(Excerpt from a dataset)
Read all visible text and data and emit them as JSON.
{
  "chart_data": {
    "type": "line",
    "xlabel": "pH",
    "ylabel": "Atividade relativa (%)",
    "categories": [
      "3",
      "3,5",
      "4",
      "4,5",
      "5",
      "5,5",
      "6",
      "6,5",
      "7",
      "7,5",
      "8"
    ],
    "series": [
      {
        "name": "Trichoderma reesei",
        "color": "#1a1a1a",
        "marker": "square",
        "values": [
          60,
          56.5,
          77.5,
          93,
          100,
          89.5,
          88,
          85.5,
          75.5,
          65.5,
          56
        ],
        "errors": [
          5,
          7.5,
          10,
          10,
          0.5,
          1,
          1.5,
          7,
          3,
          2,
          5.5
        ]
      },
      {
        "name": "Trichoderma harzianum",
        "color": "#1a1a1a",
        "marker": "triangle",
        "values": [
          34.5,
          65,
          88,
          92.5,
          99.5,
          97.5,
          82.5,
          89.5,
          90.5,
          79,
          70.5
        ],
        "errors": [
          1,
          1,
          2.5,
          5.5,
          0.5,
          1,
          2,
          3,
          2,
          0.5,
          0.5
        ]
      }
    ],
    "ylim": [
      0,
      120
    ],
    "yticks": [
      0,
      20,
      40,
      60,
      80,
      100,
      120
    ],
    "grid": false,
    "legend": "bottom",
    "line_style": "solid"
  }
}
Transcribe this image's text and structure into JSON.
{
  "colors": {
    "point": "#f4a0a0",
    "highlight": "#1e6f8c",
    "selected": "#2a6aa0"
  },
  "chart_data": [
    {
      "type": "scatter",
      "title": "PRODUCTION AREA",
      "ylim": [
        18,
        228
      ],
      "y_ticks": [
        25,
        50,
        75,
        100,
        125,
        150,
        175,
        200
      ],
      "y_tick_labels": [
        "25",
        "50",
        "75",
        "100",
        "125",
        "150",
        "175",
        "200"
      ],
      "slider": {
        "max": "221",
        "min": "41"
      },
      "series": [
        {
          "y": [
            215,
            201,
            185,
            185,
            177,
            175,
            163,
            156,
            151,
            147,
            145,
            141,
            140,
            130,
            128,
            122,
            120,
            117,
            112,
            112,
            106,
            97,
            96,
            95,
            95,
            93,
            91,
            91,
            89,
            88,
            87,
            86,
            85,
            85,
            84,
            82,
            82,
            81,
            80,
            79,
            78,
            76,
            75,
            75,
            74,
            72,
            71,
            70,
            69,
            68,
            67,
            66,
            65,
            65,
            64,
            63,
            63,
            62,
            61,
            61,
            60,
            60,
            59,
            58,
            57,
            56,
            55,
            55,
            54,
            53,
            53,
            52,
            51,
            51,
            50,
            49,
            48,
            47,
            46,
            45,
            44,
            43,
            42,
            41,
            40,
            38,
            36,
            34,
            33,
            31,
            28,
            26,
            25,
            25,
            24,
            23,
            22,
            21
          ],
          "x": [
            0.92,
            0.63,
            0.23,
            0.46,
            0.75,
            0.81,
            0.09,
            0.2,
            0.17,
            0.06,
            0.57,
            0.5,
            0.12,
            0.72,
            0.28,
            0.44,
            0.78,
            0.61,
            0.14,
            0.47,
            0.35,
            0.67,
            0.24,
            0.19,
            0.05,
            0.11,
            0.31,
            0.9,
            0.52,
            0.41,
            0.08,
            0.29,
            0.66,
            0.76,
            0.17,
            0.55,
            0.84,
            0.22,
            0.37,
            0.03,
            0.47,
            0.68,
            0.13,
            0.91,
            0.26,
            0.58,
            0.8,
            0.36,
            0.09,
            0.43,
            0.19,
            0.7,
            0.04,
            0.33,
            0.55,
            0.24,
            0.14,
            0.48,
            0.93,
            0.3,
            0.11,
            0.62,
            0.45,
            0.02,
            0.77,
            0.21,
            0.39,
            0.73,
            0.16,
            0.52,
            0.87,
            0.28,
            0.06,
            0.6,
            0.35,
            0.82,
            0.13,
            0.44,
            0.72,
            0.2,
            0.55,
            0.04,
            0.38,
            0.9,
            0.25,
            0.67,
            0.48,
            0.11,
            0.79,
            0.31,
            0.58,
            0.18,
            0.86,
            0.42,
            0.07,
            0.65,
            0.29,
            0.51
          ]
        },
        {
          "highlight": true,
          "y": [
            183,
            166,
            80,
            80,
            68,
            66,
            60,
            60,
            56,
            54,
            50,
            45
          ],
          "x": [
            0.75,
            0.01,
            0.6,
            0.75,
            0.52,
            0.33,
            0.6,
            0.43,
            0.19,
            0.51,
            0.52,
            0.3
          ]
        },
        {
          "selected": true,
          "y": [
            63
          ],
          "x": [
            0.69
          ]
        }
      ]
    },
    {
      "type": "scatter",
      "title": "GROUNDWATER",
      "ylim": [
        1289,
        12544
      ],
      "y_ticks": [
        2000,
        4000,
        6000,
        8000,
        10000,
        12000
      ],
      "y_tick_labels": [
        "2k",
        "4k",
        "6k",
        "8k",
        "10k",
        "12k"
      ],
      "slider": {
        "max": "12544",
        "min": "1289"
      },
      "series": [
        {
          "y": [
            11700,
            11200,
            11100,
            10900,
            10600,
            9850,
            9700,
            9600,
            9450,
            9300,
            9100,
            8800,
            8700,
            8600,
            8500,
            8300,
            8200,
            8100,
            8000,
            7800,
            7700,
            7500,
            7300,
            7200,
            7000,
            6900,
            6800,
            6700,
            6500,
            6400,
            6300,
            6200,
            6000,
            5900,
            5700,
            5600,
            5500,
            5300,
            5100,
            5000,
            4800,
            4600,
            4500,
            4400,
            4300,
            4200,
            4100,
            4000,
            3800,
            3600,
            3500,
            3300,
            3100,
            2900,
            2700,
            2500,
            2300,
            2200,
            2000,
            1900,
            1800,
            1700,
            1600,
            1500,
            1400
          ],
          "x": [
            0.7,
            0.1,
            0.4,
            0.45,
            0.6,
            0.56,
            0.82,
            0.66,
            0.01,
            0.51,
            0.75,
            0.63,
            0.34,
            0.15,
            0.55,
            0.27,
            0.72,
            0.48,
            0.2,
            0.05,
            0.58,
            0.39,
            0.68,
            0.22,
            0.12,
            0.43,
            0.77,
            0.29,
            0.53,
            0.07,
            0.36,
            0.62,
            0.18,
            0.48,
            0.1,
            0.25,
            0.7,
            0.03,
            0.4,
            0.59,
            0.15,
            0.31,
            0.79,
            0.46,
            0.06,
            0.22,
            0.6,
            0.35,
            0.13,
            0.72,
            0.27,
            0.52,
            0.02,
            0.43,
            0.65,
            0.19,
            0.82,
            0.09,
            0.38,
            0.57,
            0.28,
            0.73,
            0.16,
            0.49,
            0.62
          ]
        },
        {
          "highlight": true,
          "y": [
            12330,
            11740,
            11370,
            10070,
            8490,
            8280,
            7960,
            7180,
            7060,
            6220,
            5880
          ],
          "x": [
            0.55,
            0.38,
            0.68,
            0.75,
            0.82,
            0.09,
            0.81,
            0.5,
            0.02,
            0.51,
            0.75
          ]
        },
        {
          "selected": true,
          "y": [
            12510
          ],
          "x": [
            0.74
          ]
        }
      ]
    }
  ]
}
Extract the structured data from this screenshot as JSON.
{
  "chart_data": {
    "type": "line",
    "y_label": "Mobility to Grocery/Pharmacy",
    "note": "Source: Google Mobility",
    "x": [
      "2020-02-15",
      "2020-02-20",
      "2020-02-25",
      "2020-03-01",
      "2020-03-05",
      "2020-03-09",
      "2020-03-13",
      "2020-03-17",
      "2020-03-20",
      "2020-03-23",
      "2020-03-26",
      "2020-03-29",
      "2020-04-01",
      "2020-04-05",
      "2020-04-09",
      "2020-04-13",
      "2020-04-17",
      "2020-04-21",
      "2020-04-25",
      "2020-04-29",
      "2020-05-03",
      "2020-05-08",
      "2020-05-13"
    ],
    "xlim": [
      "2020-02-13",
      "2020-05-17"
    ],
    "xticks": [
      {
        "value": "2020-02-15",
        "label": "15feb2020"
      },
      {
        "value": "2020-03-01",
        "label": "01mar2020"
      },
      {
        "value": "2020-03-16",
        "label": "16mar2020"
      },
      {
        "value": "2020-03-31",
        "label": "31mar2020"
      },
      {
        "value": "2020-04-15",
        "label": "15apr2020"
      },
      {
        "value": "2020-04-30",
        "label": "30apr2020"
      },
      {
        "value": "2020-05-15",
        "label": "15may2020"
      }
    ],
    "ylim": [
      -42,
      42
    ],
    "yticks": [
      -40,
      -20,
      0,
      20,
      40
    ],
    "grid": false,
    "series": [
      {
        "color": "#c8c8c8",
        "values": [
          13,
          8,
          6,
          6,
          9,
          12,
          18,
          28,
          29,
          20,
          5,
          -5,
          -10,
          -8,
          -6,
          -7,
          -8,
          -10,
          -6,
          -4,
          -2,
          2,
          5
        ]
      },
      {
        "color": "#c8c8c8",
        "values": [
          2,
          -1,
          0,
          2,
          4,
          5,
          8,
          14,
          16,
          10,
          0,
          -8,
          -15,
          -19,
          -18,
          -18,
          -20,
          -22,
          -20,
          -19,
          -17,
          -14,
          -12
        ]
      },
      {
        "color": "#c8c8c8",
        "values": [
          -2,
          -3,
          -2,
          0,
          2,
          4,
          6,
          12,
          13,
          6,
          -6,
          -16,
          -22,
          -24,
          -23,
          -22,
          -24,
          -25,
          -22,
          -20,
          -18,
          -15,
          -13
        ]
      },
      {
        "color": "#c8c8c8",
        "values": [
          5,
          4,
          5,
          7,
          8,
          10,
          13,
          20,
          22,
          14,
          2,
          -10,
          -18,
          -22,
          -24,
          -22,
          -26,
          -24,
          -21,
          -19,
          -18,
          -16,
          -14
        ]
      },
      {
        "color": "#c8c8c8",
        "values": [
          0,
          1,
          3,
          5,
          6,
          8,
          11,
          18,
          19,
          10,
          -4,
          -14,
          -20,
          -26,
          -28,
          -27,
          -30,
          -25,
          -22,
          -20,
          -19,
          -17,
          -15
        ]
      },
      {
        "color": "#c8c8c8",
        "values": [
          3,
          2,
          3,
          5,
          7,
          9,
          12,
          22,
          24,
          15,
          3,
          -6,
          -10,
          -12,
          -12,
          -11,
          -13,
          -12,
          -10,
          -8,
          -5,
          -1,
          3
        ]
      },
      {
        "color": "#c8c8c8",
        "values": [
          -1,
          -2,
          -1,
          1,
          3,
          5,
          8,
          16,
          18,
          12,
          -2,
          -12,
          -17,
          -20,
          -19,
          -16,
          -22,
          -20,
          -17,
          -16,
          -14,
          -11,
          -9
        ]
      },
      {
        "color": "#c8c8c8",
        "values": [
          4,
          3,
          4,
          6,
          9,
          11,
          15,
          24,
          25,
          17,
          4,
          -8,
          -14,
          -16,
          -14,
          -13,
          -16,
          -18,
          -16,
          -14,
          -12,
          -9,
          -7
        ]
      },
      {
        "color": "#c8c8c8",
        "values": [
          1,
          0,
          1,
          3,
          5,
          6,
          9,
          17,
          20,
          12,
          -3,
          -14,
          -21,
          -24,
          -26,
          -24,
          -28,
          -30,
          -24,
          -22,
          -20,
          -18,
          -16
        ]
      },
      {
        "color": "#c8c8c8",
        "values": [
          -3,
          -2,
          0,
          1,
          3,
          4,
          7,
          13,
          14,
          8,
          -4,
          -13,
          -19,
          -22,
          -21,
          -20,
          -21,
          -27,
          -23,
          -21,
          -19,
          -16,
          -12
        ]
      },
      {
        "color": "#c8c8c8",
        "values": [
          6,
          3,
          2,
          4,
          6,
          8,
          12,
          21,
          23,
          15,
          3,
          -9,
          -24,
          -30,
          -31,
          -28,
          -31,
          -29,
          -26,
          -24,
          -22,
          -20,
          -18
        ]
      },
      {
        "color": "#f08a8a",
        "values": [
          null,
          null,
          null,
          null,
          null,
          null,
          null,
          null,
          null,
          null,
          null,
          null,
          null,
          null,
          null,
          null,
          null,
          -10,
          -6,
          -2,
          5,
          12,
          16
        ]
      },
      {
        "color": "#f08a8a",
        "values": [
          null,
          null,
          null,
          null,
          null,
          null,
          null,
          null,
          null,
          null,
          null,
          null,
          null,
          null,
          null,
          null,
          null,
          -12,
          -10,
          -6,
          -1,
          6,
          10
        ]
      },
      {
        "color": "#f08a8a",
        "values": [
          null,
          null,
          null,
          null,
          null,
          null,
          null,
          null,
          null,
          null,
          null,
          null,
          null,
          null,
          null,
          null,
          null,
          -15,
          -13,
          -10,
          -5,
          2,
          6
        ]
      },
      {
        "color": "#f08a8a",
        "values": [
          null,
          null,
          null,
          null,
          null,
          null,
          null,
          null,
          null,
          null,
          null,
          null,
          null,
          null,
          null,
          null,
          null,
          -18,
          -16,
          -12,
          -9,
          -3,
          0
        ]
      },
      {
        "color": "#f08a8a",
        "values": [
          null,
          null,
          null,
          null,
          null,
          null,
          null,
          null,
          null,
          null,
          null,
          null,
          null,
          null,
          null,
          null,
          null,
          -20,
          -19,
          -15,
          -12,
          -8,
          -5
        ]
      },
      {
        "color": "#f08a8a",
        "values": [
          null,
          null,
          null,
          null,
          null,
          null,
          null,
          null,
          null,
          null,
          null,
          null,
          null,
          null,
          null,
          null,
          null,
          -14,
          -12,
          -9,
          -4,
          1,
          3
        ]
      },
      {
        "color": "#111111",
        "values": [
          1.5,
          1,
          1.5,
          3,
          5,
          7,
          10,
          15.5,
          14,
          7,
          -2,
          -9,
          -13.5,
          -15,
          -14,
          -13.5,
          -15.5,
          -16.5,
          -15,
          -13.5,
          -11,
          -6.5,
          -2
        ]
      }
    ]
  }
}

» **Directive**
Select every line of the records holding the string "text".

» **The reply**
Read all visible text and data and emit them as JSON.
Transcribe this image's text and structure into JSON.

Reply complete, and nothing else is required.